▸ OBJECTIVE:
All records must be quoted exactly. Omit the pictures.

◆ ◆ ◆ ◆ ◆

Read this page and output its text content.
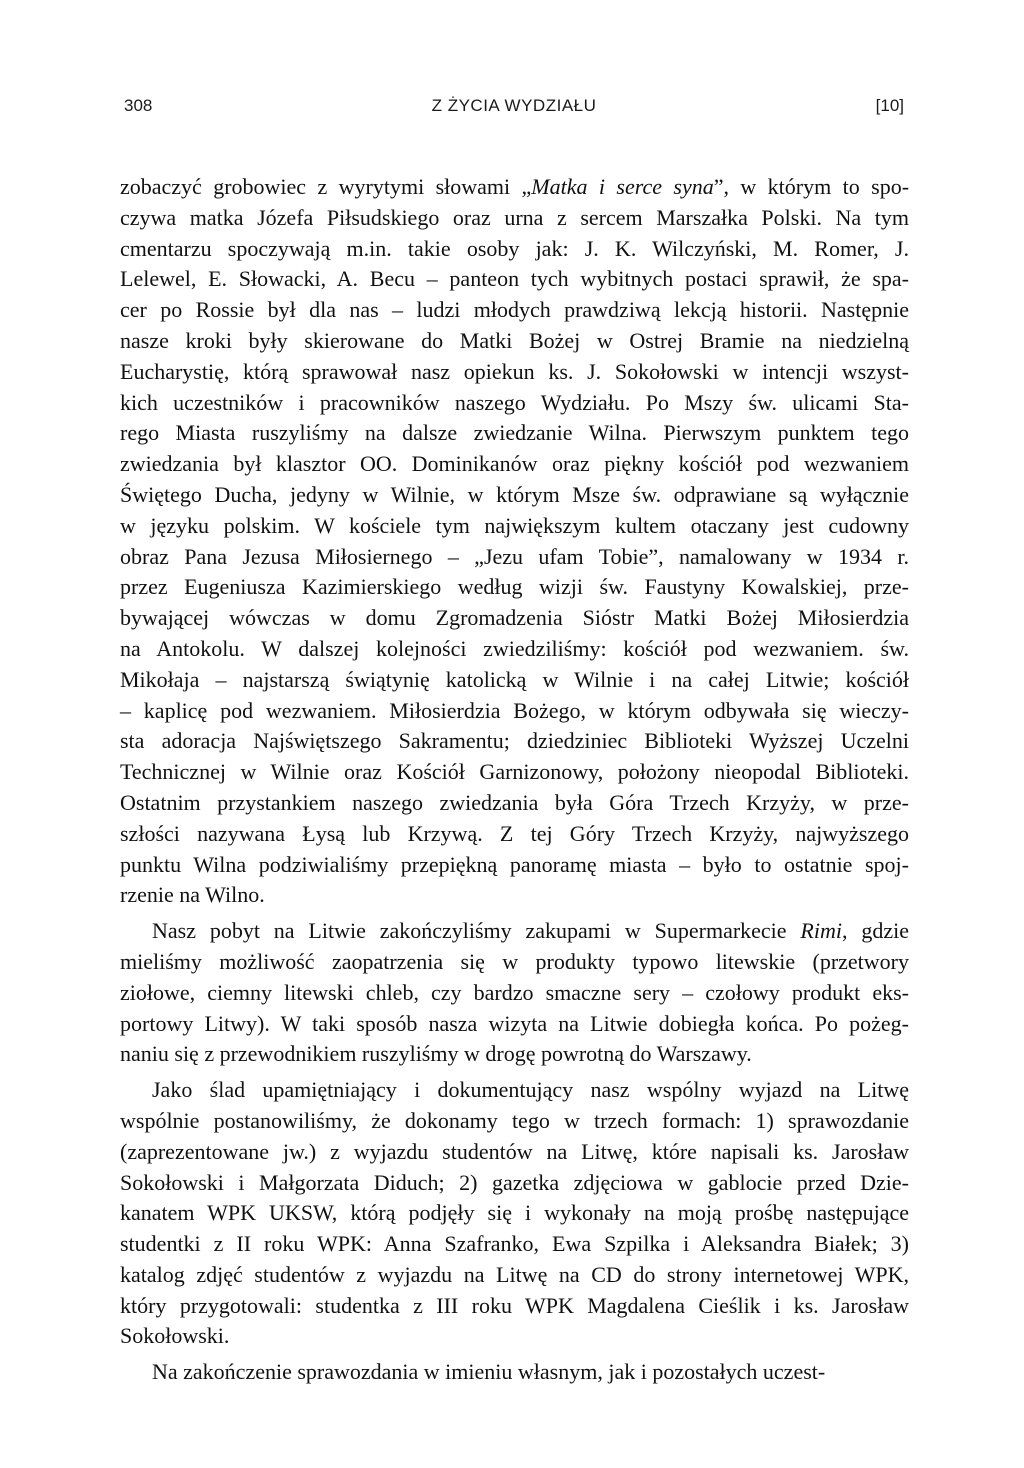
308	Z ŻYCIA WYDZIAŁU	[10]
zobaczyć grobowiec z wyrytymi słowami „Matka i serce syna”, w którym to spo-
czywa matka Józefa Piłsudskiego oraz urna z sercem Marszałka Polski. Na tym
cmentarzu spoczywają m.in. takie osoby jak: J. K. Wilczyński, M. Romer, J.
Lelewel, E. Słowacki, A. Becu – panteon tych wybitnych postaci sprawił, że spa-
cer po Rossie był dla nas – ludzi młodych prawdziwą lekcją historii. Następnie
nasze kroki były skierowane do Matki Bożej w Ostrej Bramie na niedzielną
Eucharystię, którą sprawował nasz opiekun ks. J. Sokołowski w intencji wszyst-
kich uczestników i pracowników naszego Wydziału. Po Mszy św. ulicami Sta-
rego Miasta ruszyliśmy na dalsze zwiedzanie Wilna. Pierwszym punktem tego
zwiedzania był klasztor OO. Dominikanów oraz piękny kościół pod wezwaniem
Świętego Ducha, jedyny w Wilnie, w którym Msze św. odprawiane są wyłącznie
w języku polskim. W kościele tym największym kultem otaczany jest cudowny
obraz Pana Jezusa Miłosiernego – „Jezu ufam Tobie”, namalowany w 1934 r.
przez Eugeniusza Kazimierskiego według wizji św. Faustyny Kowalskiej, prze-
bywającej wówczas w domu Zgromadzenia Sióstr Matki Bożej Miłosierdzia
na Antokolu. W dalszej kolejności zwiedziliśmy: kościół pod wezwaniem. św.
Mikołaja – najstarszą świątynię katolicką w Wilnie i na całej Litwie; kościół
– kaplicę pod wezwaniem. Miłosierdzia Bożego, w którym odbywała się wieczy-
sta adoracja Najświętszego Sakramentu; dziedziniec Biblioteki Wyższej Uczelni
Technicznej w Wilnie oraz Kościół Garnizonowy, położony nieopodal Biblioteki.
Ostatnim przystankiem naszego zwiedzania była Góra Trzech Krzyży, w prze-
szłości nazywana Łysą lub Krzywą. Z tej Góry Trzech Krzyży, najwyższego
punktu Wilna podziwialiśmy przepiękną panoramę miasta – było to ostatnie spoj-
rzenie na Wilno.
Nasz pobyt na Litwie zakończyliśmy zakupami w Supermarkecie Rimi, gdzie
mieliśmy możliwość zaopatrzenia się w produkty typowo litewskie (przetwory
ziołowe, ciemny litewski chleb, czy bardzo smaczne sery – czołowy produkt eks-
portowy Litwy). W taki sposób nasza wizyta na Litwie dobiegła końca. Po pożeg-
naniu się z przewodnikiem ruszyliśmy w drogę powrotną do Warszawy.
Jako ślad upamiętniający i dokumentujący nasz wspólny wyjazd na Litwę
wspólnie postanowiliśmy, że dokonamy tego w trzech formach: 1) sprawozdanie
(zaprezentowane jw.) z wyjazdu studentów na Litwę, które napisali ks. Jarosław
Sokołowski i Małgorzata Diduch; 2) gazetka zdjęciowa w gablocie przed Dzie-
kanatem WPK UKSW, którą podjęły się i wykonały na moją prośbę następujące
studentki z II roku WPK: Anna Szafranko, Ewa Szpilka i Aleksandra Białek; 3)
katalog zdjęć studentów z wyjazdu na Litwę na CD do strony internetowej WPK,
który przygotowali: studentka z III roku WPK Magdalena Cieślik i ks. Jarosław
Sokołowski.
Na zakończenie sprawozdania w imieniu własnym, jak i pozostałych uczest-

◆ ◆ ◆ ◆ ◆

▸ EXPECTED ANSWER:
Read this page and output its text content.
308	Z ŻYCIA WYDZIAŁU	[10]
zobaczyć grobowiec z wyrytymi słowami „Matka i serce syna”, w którym to spo-
czywa matka Józefa Piłsudskiego oraz urna z sercem Marszałka Polski. Na tym
cmentarzu spoczywają m.in. takie osoby jak: J. K. Wilczyński, M. Romer, J.
Lelewel, E. Słowacki, A. Becu – panteon tych wybitnych postaci sprawił, że spa-
cer po Rossie był dla nas – ludzi młodych prawdziwą lekcją historii. Następnie
nasze kroki były skierowane do Matki Bożej w Ostrej Bramie na niedzielną
Eucharystię, którą sprawował nasz opiekun ks. J. Sokołowski w intencji wszyst-
kich uczestników i pracowników naszego Wydziału. Po Mszy św. ulicami Sta-
rego Miasta ruszyliśmy na dalsze zwiedzanie Wilna. Pierwszym punktem tego
zwiedzania był klasztor OO. Dominikanów oraz piękny kościół pod wezwaniem
Świętego Ducha, jedyny w Wilnie, w którym Msze św. odprawiane są wyłącznie
w języku polskim. W kościele tym największym kultem otaczany jest cudowny
obraz Pana Jezusa Miłosiernego – „Jezu ufam Tobie”, namalowany w 1934 r.
przez Eugeniusza Kazimierskiego według wizji św. Faustyny Kowalskiej, prze-
bywającej wówczas w domu Zgromadzenia Sióstr Matki Bożej Miłosierdzia
na Antokolu. W dalszej kolejności zwiedziliśmy: kościół pod wezwaniem. św.
Mikołaja – najstarszą świątynię katolicką w Wilnie i na całej Litwie; kościół
– kaplicę pod wezwaniem. Miłosierdzia Bożego, w którym odbywała się wieczy-
sta adoracja Najświętszego Sakramentu; dziedziniec Biblioteki Wyższej Uczelni
Technicznej w Wilnie oraz Kościół Garnizonowy, położony nieopodal Biblioteki.
Ostatnim przystankiem naszego zwiedzania była Góra Trzech Krzyży, w prze-
szłości nazywana Łysą lub Krzywą. Z tej Góry Trzech Krzyży, najwyższego
punktu Wilna podziwialiśmy przepiękną panoramę miasta – było to ostatnie spoj-
rzenie na Wilno.
Nasz pobyt na Litwie zakończyliśmy zakupami w Supermarkecie Rimi, gdzie
mieliśmy możliwość zaopatrzenia się w produkty typowo litewskie (przetwory
ziołowe, ciemny litewski chleb, czy bardzo smaczne sery – czołowy produkt eks-
portowy Litwy). W taki sposób nasza wizyta na Litwie dobiegła końca. Po pożeg-
naniu się z przewodnikiem ruszyliśmy w drogę powrotną do Warszawy.
Jako ślad upamiętniający i dokumentujący nasz wspólny wyjazd na Litwę
wspólnie postanowiliśmy, że dokonamy tego w trzech formach: 1) sprawozdanie
(zaprezentowane jw.) z wyjazdu studentów na Litwę, które napisali ks. Jarosław
Sokołowski i Małgorzata Diduch; 2) gazetka zdjęciowa w gablocie przed Dzie-
kanatem WPK UKSW, którą podjęły się i wykonały na moją prośbę następujące
studentki z II roku WPK: Anna Szafranko, Ewa Szpilka i Aleksandra Białek; 3)
katalog zdjęć studentów z wyjazdu na Litwę na CD do strony internetowej WPK,
który przygotowali: studentka z III roku WPK Magdalena Cieślik i ks. Jarosław
Sokołowski.
Na zakończenie sprawozdania w imieniu własnym, jak i pozostałych uczest-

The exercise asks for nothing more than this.